### Task instructions:
Using the material below, copy every line where "即在模型训练上进行数据协同和参数协同" appears.

### Data to use:
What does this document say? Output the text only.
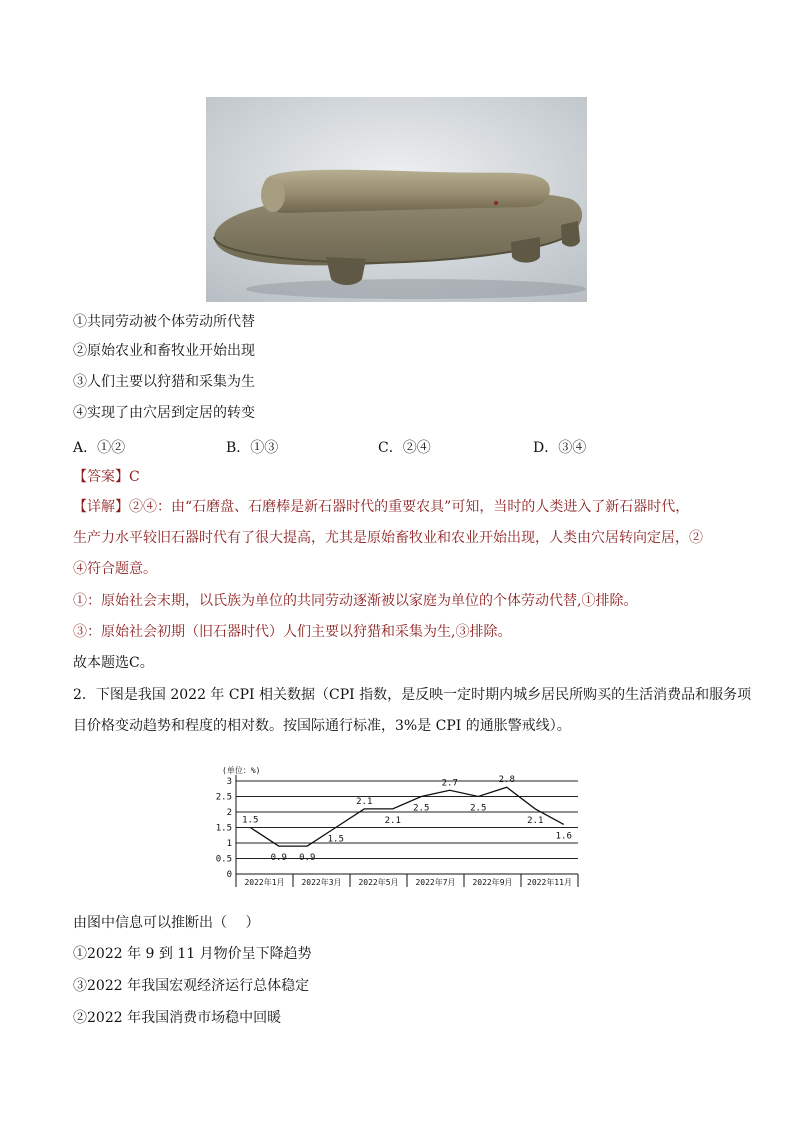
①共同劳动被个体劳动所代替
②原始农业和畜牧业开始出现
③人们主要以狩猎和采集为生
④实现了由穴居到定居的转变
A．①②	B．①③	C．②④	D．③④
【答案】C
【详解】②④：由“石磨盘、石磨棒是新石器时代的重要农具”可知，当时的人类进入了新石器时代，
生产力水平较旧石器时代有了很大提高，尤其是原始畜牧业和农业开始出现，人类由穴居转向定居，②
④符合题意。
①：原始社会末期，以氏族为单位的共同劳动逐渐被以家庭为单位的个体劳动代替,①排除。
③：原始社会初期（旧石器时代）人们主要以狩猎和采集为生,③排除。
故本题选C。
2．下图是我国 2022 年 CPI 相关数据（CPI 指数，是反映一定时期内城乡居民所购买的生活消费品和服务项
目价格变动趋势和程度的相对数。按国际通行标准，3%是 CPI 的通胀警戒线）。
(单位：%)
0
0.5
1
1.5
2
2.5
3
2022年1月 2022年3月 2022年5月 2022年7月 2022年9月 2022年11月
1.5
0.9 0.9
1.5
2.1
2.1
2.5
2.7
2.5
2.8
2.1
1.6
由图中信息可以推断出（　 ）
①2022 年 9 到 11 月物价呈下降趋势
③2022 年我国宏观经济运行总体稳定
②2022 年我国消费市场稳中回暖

...

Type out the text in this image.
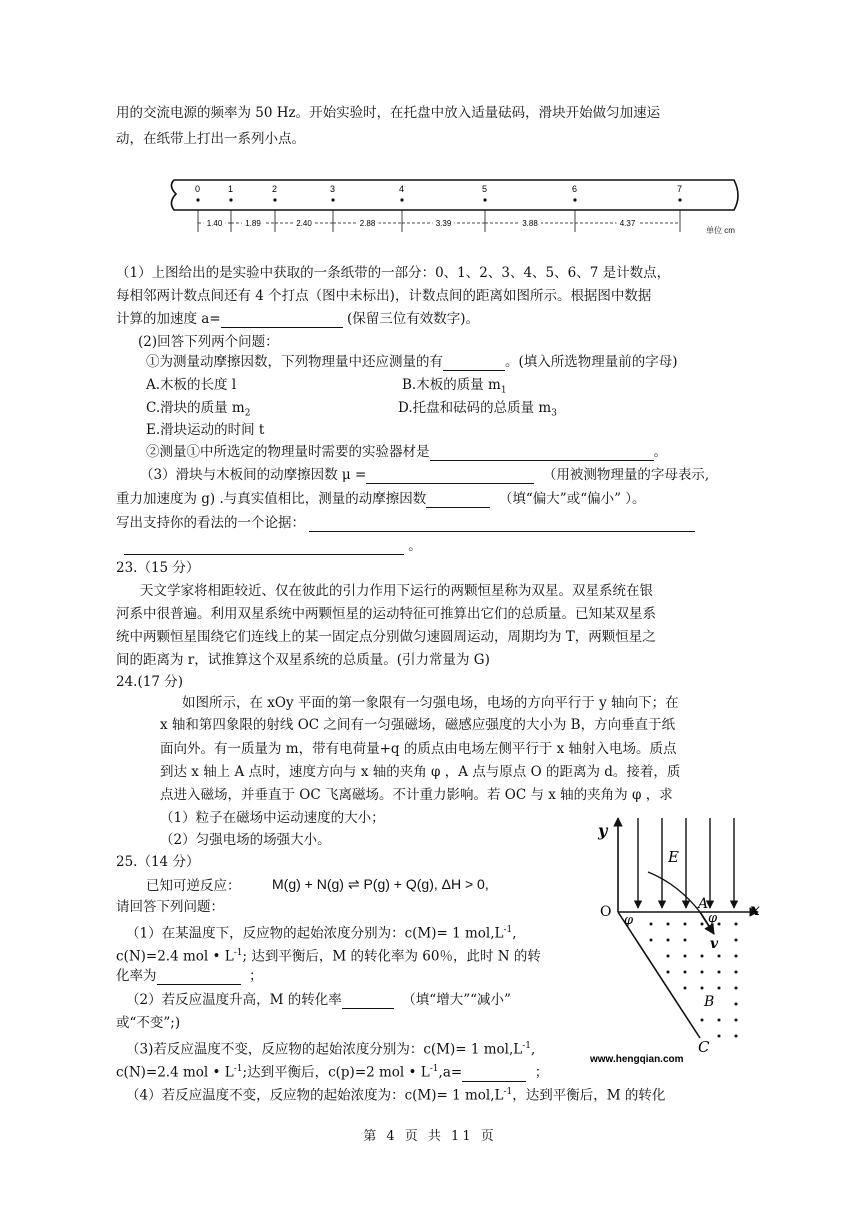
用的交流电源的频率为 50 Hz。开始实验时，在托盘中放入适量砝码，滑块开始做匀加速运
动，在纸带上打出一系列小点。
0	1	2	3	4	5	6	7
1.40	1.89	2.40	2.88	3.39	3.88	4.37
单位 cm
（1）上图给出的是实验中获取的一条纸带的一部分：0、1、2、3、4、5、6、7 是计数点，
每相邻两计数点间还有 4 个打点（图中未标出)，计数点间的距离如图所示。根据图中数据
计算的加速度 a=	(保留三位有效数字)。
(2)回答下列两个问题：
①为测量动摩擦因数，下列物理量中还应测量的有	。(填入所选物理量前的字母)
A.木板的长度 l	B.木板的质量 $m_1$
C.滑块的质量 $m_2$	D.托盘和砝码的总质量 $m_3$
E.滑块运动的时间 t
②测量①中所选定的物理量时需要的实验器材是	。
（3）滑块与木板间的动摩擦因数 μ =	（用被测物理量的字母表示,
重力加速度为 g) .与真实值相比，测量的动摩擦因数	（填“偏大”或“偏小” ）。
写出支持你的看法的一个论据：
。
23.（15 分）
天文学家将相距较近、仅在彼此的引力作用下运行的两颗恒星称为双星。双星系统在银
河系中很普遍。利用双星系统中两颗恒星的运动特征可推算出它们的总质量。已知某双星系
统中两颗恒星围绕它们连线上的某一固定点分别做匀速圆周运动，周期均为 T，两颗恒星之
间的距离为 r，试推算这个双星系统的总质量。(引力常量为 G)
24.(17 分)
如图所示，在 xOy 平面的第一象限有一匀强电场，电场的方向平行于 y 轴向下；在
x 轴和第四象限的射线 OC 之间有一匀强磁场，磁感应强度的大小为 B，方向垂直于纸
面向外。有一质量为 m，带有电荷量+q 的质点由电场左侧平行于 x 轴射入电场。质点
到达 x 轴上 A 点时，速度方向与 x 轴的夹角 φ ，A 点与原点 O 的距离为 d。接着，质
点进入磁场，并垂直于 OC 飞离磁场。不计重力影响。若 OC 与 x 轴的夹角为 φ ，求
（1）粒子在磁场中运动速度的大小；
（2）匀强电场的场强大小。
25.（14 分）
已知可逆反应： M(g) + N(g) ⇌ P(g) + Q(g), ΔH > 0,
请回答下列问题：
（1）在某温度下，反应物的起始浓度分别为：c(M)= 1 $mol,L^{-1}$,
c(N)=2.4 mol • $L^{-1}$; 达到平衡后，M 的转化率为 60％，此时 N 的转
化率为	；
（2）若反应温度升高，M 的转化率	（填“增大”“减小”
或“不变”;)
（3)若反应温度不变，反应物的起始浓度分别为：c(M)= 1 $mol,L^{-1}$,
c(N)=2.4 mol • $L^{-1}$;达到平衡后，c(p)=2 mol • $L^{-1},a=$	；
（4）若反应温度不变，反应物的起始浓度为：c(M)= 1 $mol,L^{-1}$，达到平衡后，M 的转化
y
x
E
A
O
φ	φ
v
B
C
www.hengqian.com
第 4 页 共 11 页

--

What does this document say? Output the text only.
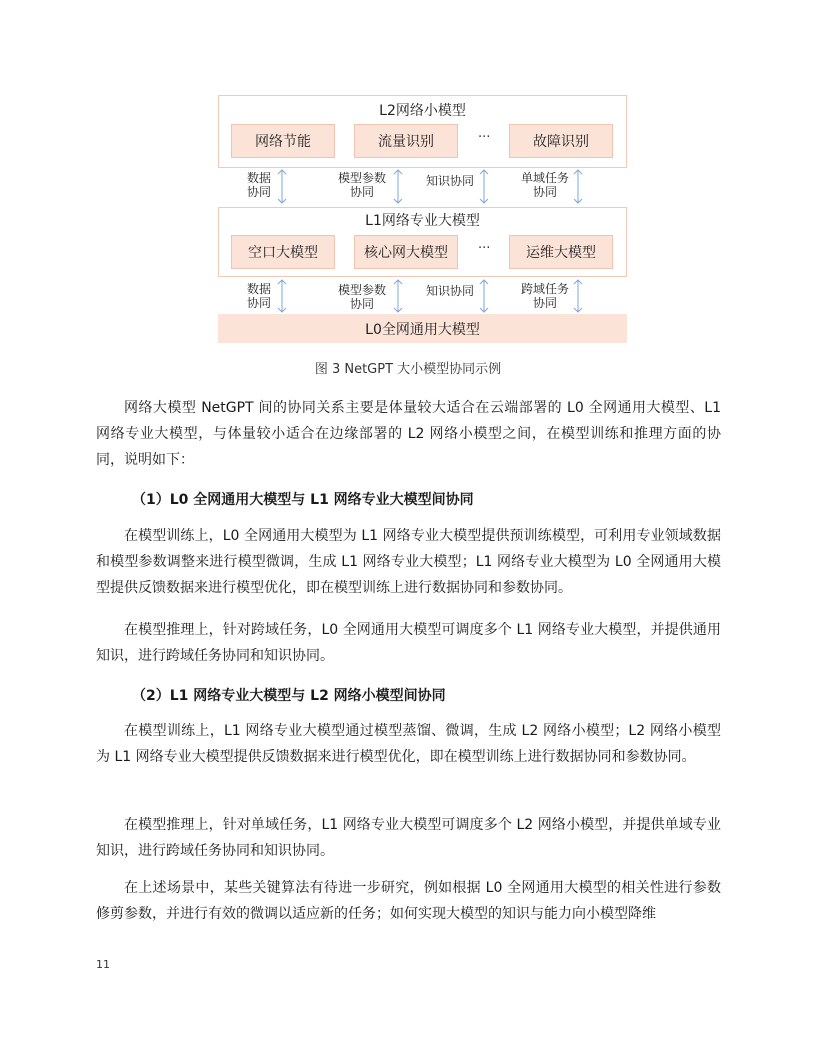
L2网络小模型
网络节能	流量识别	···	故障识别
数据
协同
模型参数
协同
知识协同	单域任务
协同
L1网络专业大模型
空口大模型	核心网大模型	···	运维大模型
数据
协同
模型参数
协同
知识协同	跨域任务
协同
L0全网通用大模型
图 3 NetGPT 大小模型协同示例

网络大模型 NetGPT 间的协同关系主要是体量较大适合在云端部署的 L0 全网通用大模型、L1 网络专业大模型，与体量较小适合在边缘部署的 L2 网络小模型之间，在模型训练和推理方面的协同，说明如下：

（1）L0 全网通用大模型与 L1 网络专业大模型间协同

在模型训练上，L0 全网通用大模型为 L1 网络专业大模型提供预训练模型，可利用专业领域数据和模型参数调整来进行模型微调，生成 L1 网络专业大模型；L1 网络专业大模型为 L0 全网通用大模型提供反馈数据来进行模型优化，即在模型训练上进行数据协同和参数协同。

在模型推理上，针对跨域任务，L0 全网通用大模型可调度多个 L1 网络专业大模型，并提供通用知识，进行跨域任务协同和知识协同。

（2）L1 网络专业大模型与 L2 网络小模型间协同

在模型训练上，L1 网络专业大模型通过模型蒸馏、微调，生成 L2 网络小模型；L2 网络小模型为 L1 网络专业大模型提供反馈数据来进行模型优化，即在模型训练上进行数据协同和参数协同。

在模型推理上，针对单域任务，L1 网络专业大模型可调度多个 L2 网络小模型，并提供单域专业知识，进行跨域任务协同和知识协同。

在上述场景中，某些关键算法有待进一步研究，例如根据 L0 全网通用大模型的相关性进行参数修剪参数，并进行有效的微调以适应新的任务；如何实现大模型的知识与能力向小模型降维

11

### Output of the task:
在模型训练上，L0 全网通用大模型为 L1 网络专业大模型提供预训练模型，可利用专业领域数据和模型参数调整来进行模型微调，生成 L1 网络专业大模型；L1 网络专业大模型为 L0 全网通用大模型提供反馈数据来进行模型优化，即在模型训练上进行数据协同和参数协同。
在模型训练上，L1 网络专业大模型通过模型蒸馏、微调，生成 L2 网络小模型；L2 网络小模型为 L1 网络专业大模型提供反馈数据来进行模型优化，即在模型训练上进行数据协同和参数协同。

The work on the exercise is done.